#### INSTRUCTION:
Copy out each line below that has the word "Index" in it.

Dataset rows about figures
■ ■ ■ ■

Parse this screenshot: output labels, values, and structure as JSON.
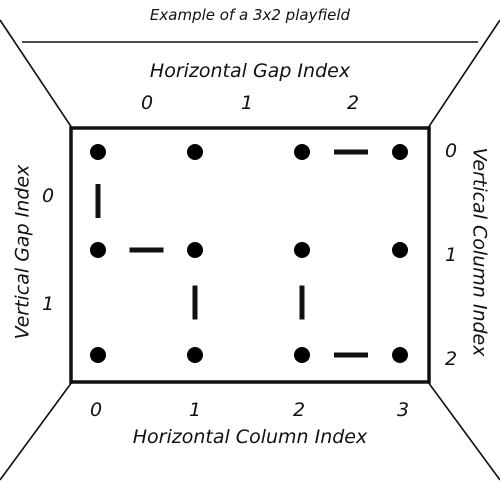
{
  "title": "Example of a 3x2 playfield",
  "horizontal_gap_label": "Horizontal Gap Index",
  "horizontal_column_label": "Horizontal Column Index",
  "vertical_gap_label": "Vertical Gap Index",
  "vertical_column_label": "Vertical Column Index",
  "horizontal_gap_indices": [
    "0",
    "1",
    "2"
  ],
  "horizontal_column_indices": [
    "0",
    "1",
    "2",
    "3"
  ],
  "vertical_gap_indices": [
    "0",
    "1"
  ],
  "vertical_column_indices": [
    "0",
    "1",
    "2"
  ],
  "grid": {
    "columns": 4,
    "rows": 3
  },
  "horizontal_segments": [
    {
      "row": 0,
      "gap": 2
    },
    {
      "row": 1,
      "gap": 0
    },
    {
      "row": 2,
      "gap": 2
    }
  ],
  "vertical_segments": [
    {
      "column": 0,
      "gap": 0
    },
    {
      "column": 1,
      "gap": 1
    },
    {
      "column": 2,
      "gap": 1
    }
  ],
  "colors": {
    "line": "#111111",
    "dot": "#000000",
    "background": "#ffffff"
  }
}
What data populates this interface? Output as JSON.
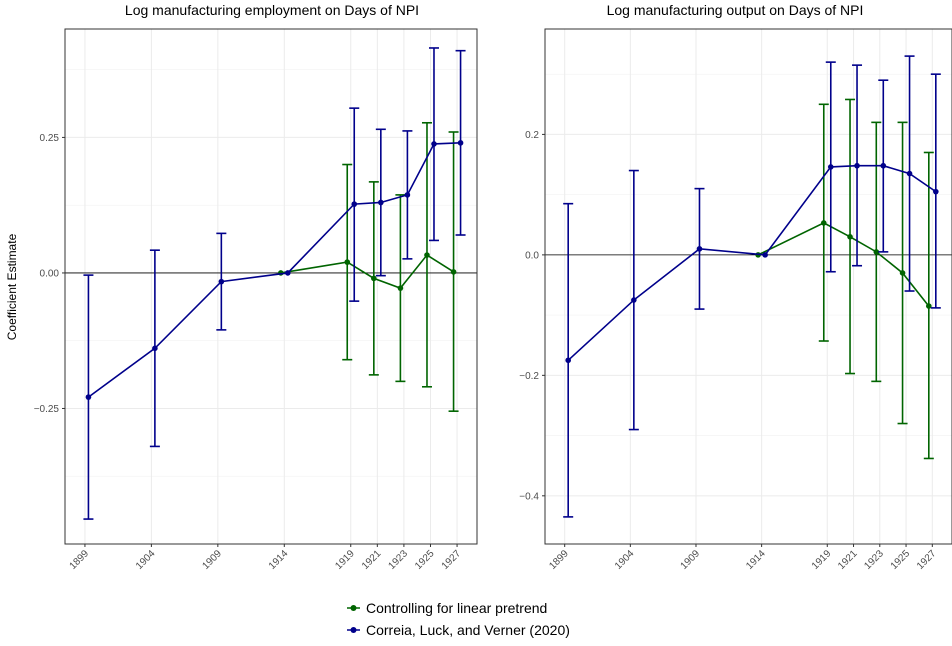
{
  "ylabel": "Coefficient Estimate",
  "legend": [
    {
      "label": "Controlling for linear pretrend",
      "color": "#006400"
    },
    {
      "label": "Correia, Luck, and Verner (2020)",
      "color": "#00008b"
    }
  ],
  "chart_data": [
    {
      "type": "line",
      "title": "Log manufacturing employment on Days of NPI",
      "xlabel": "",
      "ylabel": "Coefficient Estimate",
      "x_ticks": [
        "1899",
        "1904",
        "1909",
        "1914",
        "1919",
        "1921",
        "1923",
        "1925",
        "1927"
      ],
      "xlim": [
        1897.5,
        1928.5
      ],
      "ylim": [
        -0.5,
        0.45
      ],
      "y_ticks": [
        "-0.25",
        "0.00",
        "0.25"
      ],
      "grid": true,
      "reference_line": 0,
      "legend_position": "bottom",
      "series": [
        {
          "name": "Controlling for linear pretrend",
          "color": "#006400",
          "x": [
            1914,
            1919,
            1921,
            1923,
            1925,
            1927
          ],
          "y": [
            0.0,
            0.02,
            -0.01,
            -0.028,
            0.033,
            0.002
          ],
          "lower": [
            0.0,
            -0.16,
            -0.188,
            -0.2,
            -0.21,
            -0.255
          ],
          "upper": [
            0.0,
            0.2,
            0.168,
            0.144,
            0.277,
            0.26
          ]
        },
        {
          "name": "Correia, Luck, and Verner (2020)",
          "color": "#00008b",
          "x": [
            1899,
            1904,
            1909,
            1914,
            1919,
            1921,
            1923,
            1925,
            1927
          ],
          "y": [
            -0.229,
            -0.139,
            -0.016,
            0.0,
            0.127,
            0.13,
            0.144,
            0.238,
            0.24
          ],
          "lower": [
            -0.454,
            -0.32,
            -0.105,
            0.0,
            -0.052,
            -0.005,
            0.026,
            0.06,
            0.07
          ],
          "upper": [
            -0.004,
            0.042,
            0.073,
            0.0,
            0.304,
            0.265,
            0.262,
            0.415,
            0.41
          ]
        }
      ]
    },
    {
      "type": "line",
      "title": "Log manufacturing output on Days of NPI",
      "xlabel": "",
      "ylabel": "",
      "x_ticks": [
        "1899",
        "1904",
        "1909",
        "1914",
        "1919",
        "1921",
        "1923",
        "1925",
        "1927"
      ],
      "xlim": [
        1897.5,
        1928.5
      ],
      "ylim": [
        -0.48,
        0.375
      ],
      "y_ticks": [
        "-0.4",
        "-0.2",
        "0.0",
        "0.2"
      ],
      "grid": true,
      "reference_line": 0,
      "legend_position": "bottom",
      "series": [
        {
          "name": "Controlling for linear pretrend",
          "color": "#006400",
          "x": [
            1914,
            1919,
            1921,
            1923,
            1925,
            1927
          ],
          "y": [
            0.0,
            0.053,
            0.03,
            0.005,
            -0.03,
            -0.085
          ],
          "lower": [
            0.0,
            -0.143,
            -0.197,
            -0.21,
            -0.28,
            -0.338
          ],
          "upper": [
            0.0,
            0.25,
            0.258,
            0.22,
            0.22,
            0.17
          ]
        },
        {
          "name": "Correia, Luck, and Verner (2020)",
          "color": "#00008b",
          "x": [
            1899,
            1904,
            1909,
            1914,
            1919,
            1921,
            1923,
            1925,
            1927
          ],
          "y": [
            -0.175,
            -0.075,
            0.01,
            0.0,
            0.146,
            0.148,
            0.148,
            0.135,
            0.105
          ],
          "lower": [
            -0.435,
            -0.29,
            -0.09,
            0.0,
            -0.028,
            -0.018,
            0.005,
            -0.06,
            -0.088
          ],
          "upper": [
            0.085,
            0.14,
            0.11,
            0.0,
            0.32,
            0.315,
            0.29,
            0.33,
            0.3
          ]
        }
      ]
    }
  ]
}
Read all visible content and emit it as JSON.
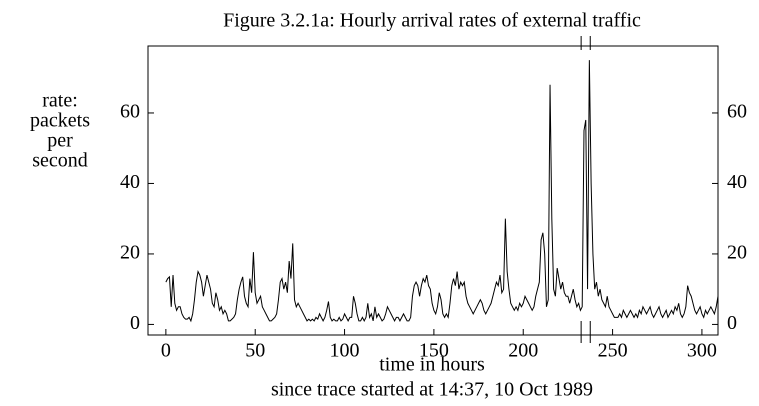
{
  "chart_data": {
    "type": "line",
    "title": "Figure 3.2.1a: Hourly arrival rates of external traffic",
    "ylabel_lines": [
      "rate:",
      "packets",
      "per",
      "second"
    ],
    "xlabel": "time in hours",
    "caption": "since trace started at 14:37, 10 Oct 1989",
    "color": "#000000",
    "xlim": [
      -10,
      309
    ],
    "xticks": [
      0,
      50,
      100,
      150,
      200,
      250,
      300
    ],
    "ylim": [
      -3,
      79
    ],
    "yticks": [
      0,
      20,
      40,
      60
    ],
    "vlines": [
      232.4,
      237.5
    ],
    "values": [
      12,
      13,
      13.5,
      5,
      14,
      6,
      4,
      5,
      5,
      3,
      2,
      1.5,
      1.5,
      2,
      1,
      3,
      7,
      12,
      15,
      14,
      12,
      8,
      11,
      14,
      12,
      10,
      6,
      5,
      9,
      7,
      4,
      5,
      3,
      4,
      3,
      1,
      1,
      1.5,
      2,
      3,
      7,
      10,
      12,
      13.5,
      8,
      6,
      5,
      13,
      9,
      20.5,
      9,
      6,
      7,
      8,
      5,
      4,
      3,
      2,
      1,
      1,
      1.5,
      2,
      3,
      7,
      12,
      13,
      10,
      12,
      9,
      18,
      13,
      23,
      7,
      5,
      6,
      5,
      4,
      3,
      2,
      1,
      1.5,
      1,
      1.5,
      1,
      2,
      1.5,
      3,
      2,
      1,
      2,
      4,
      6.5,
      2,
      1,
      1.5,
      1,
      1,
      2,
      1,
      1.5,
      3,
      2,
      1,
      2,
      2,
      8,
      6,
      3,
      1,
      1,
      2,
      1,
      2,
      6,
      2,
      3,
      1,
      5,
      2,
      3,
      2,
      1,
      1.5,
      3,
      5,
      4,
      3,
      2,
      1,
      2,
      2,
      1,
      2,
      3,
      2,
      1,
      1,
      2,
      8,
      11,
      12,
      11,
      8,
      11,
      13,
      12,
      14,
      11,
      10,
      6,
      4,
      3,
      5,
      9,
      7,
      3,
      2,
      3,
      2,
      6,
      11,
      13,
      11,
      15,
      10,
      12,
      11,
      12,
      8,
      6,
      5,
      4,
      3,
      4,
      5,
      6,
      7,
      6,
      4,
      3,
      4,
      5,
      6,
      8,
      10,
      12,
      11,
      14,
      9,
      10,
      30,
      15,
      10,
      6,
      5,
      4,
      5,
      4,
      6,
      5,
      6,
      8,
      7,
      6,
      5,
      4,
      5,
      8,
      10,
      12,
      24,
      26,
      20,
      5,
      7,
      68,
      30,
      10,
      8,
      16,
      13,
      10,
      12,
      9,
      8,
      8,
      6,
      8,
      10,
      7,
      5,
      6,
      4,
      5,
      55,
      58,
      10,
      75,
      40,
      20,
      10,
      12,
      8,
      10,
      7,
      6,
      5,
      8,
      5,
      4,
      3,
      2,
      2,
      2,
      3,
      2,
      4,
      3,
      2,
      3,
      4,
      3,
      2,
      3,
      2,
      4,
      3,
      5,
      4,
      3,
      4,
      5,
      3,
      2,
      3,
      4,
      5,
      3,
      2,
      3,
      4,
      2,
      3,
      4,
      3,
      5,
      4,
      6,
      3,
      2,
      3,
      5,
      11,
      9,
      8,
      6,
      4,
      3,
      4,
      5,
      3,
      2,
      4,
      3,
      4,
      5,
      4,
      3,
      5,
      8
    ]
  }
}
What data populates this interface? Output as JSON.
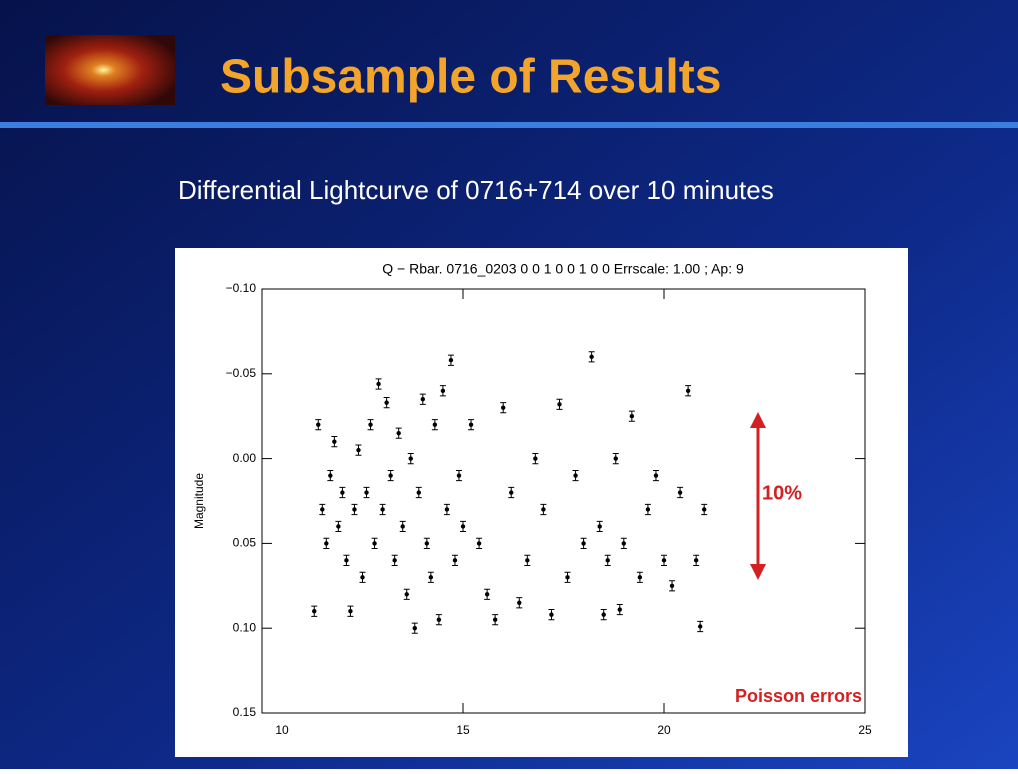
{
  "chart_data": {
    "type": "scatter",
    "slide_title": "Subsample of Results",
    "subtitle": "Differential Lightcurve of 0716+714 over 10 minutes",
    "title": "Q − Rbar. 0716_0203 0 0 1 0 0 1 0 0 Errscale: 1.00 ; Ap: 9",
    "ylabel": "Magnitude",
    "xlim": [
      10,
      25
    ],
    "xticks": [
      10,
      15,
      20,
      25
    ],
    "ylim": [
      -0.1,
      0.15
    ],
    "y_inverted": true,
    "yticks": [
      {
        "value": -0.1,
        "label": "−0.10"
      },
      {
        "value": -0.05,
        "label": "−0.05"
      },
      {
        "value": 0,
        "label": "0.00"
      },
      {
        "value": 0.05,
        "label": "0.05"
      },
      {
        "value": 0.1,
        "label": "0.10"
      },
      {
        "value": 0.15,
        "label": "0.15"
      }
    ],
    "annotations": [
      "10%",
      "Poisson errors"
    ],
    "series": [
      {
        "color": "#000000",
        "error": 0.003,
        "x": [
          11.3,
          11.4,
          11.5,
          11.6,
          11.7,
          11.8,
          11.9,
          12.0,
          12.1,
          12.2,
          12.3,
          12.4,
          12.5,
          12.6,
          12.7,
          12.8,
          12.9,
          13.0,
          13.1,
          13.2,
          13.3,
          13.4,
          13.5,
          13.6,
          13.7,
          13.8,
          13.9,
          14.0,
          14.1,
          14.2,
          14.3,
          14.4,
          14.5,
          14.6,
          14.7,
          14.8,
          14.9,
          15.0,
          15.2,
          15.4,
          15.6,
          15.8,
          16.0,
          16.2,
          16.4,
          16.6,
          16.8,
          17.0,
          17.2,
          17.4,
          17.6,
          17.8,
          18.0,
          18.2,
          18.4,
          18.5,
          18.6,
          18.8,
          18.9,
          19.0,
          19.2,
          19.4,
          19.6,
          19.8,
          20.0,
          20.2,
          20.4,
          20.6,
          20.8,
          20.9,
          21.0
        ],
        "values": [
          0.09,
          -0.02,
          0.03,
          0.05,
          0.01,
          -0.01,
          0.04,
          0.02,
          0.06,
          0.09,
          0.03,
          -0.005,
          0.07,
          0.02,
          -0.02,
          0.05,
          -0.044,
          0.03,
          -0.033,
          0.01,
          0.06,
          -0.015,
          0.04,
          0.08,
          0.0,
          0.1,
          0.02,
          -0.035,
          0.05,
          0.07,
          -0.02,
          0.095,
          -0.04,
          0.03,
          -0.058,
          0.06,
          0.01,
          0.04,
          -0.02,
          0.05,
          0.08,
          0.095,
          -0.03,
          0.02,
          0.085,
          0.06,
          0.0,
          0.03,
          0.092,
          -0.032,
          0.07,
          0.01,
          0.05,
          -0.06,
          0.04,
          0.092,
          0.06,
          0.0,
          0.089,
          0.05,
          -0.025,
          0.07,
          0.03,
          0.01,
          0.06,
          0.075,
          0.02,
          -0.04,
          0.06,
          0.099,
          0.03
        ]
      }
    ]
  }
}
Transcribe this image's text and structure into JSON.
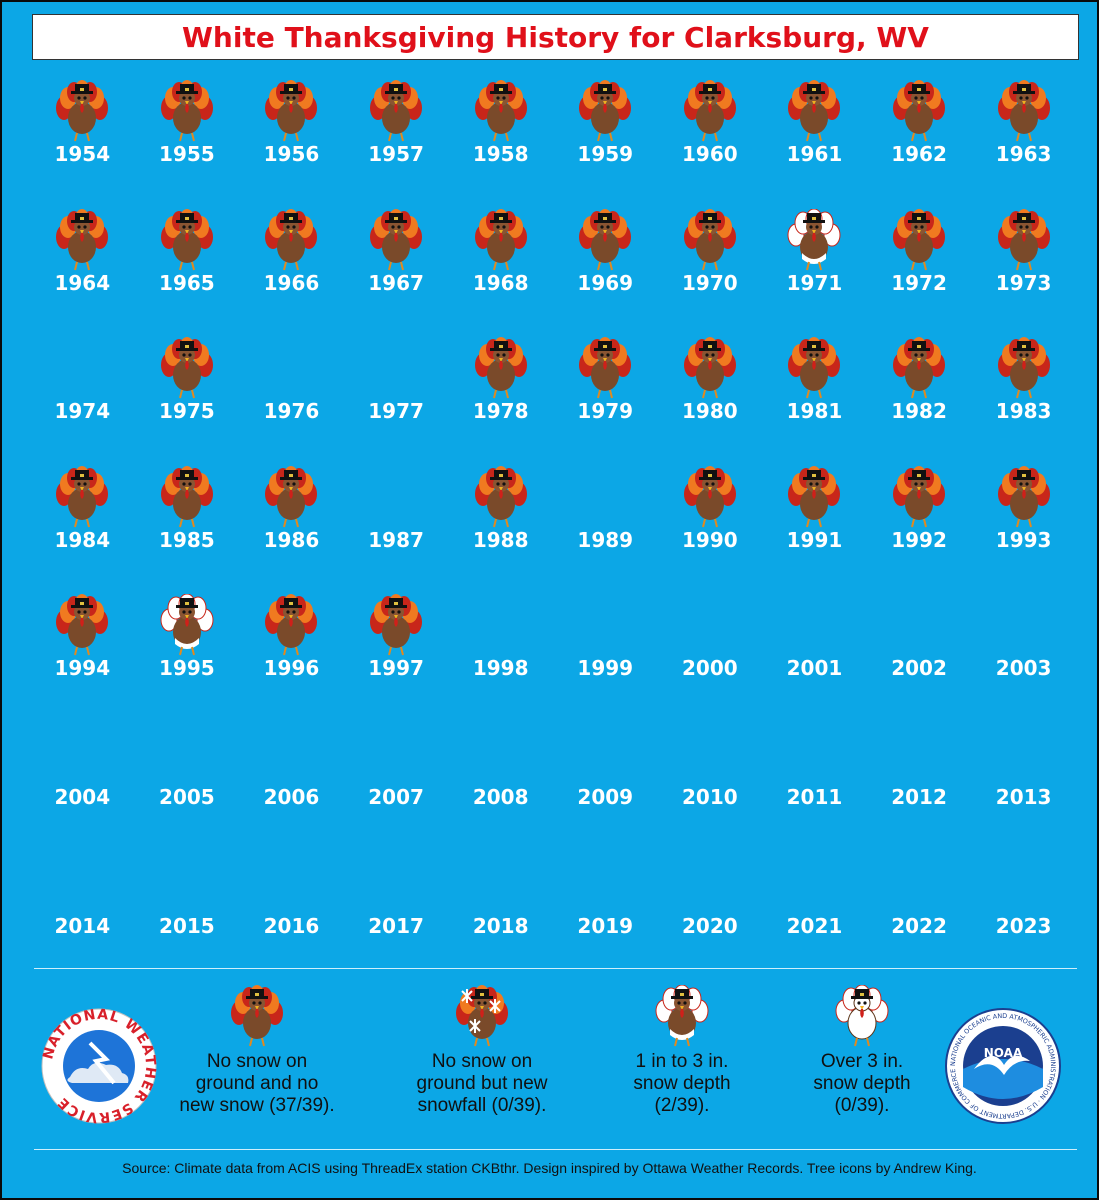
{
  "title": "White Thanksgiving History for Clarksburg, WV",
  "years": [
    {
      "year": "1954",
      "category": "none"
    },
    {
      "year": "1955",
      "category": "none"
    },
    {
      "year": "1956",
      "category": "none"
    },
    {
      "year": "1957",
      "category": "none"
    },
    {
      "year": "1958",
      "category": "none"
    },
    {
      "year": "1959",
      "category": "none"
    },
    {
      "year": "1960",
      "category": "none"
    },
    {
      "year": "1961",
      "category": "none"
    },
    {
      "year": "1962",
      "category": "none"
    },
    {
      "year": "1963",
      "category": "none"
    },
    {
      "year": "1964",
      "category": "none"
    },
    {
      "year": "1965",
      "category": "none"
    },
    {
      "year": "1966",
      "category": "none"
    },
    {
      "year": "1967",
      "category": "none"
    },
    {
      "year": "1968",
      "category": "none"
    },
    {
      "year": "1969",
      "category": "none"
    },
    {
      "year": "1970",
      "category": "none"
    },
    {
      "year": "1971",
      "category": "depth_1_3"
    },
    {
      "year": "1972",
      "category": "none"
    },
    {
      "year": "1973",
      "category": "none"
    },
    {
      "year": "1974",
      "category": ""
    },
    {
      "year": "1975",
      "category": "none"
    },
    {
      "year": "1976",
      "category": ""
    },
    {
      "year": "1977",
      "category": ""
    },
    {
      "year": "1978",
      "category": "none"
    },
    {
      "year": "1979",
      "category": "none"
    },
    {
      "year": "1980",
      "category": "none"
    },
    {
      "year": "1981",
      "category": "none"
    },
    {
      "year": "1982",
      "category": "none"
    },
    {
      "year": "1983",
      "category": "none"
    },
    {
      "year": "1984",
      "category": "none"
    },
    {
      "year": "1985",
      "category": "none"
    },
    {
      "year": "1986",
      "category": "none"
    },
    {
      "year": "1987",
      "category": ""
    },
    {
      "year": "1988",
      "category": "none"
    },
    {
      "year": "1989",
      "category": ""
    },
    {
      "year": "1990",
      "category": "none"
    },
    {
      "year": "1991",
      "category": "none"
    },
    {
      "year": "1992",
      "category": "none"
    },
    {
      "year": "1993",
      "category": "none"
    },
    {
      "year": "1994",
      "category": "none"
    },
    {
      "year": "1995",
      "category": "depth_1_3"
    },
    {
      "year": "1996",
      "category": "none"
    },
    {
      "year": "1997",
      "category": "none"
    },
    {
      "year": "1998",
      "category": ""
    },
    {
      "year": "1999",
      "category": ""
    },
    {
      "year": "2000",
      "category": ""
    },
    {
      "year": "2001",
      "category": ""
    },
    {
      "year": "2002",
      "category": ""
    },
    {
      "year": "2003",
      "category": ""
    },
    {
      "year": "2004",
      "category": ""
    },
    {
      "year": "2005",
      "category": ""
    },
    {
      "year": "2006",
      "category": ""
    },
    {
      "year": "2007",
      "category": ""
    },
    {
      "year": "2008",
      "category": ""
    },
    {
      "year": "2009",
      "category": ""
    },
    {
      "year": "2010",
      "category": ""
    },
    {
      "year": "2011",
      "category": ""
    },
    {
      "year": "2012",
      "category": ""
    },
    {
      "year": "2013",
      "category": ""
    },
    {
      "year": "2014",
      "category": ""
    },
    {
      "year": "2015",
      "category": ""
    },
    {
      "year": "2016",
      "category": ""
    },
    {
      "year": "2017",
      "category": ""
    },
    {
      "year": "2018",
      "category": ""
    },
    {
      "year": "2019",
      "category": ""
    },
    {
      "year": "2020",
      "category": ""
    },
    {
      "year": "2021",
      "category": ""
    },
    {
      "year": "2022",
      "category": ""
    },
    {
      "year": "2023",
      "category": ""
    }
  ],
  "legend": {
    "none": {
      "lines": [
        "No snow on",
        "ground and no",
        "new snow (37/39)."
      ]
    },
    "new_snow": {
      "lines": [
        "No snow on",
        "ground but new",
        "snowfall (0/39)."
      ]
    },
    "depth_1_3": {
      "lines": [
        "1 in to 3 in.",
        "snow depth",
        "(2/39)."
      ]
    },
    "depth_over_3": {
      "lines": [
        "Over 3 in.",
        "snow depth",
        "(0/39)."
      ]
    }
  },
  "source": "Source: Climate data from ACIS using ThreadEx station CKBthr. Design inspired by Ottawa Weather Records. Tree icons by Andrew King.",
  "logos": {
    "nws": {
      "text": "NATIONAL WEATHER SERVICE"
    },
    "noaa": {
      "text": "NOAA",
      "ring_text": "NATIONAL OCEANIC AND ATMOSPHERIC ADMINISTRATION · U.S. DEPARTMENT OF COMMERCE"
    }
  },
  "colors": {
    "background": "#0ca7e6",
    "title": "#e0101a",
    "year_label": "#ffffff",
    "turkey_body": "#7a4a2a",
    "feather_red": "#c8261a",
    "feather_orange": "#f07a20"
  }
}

■ ■ ■ ■

#### THE OUTPUT:
  "horizontal_gap_label": "Horizontal Gap Index",
  "horizontal_column_label": "Horizontal Column Index",
  "vertical_gap_label": "Vertical Gap Index",
  "vertical_column_label": "Vertical Column Index",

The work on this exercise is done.